==== DATA SHOWN ====
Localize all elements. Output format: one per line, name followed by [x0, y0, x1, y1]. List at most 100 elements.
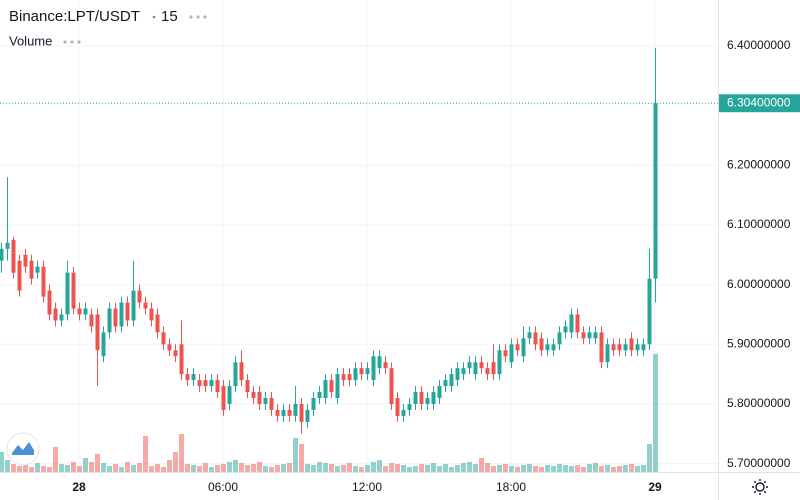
volume-bar	[389, 463, 394, 472]
candle-body	[5, 242, 10, 249]
volume-bar	[29, 467, 34, 472]
volume-bar	[11, 464, 16, 472]
candle-body	[335, 374, 340, 399]
settings-icon[interactable]	[752, 479, 768, 495]
volume-bar	[95, 454, 100, 472]
candle-body	[167, 344, 172, 351]
menu-dots[interactable]	[189, 15, 207, 19]
volume-bar	[581, 467, 586, 472]
candle-body	[23, 254, 28, 267]
candle-body	[125, 302, 130, 321]
volume-menu-dots[interactable]	[63, 40, 81, 44]
volume-bar	[221, 464, 226, 472]
candle-body	[575, 314, 580, 333]
candle-body	[89, 314, 94, 327]
volume-bar	[653, 354, 658, 472]
candle-body	[251, 392, 256, 399]
volume-bar	[167, 460, 172, 472]
volume-bar	[647, 444, 652, 472]
candle-body	[347, 374, 352, 381]
candle-body	[77, 308, 82, 315]
candle-body	[317, 392, 322, 399]
volume-bar	[329, 464, 334, 472]
volume-bar	[293, 438, 298, 472]
volume-bar	[131, 465, 136, 472]
volume-bar	[359, 467, 364, 472]
volume-bar	[521, 465, 526, 472]
candle-body	[359, 368, 364, 375]
volume-bar	[305, 464, 310, 472]
candle-body	[383, 362, 388, 369]
volume-bar	[341, 465, 346, 472]
volume-bar	[479, 458, 484, 472]
volume-bar	[155, 464, 160, 472]
volume-bar	[191, 465, 196, 472]
volume-bar	[89, 462, 94, 472]
candle-body	[221, 386, 226, 410]
volume-bar	[635, 466, 640, 472]
x-tick-label: 18:00	[496, 480, 526, 494]
volume-bar	[461, 463, 466, 472]
candle-body	[461, 368, 466, 375]
volume-label: Volume	[9, 33, 52, 48]
candle-body	[455, 368, 460, 381]
y-tick-label: 6.10000000	[727, 217, 791, 231]
candle-body	[497, 350, 502, 375]
volume-bar	[515, 467, 520, 472]
volume-bar	[83, 458, 88, 472]
last-price-badge	[719, 94, 800, 113]
volume-bar	[443, 464, 448, 472]
candle-body	[83, 308, 88, 315]
volume-bar	[215, 465, 220, 472]
candle-body	[269, 398, 274, 410]
candle-body	[227, 386, 232, 404]
volume-bar	[413, 466, 418, 472]
candle-body	[215, 380, 220, 393]
volume-bar	[317, 462, 322, 472]
volume-bar	[491, 466, 496, 472]
candle-body	[179, 344, 184, 375]
candle-body	[293, 403, 298, 416]
volume-bar	[275, 465, 280, 472]
volume-bar	[383, 466, 388, 472]
volume-bar	[533, 466, 538, 472]
candle-body	[341, 374, 346, 381]
candle-body	[503, 350, 508, 357]
volume-bar	[377, 460, 382, 472]
volume-bar	[101, 463, 106, 472]
volume-bar	[239, 463, 244, 472]
volume-bar	[611, 467, 616, 472]
candle-body	[287, 409, 292, 416]
volume-bar	[47, 467, 52, 472]
candle-body	[191, 374, 196, 381]
candle-body	[305, 409, 310, 422]
candle-body	[47, 290, 52, 315]
volume-bar	[0, 452, 4, 472]
volume-bar	[617, 466, 622, 472]
candle-body	[17, 260, 22, 291]
volume-bar	[485, 463, 490, 472]
volume-bar	[263, 466, 268, 472]
volume-bar	[599, 466, 604, 472]
volume-bar	[431, 463, 436, 472]
candle-body	[641, 344, 646, 351]
volume-bar	[257, 462, 262, 472]
candle-body	[617, 344, 622, 351]
candle-body	[137, 290, 142, 303]
logo-badge[interactable]	[6, 432, 40, 466]
volume-bar	[185, 464, 190, 472]
y-tick-label: 6.40000000	[727, 38, 791, 52]
volume-bar	[125, 462, 130, 472]
volume-bar	[251, 464, 256, 472]
candle-body	[377, 356, 382, 369]
candle-body	[479, 362, 484, 369]
x-tick-label: 06:00	[208, 480, 238, 494]
candle-body	[401, 409, 406, 416]
volume-bar	[641, 465, 646, 472]
volume-bar	[593, 463, 598, 472]
volume-bar	[227, 462, 232, 472]
volume-bar	[137, 463, 142, 472]
volume-bar	[455, 465, 460, 472]
candle-body	[611, 344, 616, 351]
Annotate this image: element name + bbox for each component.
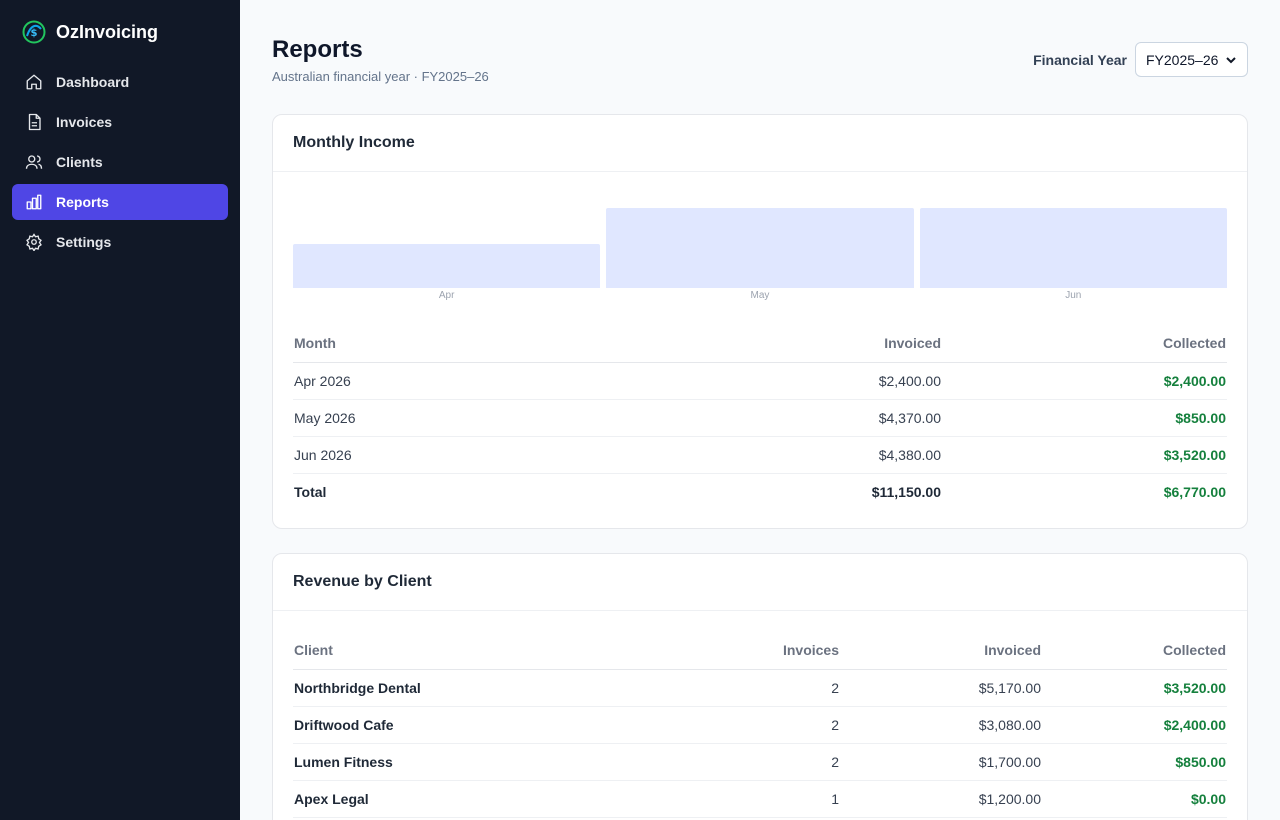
====
Give the lines in the items above, from the line containing "463, 394, 472]" through the line containing "254, 28, 267]", as a JSON list of strings, one string per line. Include both end lines and leave out any blank lines.

[
  "volume-bar\t[389, 463, 394, 472]",
  "candle-body\t[5, 242, 10, 249]",
  "volume-bar\t[29, 467, 34, 472]",
  "volume-bar\t[11, 464, 16, 472]",
  "candle-body\t[335, 374, 340, 399]",
  "settings-icon[interactable]\t[752, 479, 768, 495]",
  "volume-bar\t[95, 454, 100, 472]",
  "candle-body\t[167, 344, 172, 351]",
  "menu-dots[interactable]\t[189, 15, 207, 19]",
  "volume-bar\t[581, 467, 586, 472]",
  "candle-body\t[23, 254, 28, 267]"
]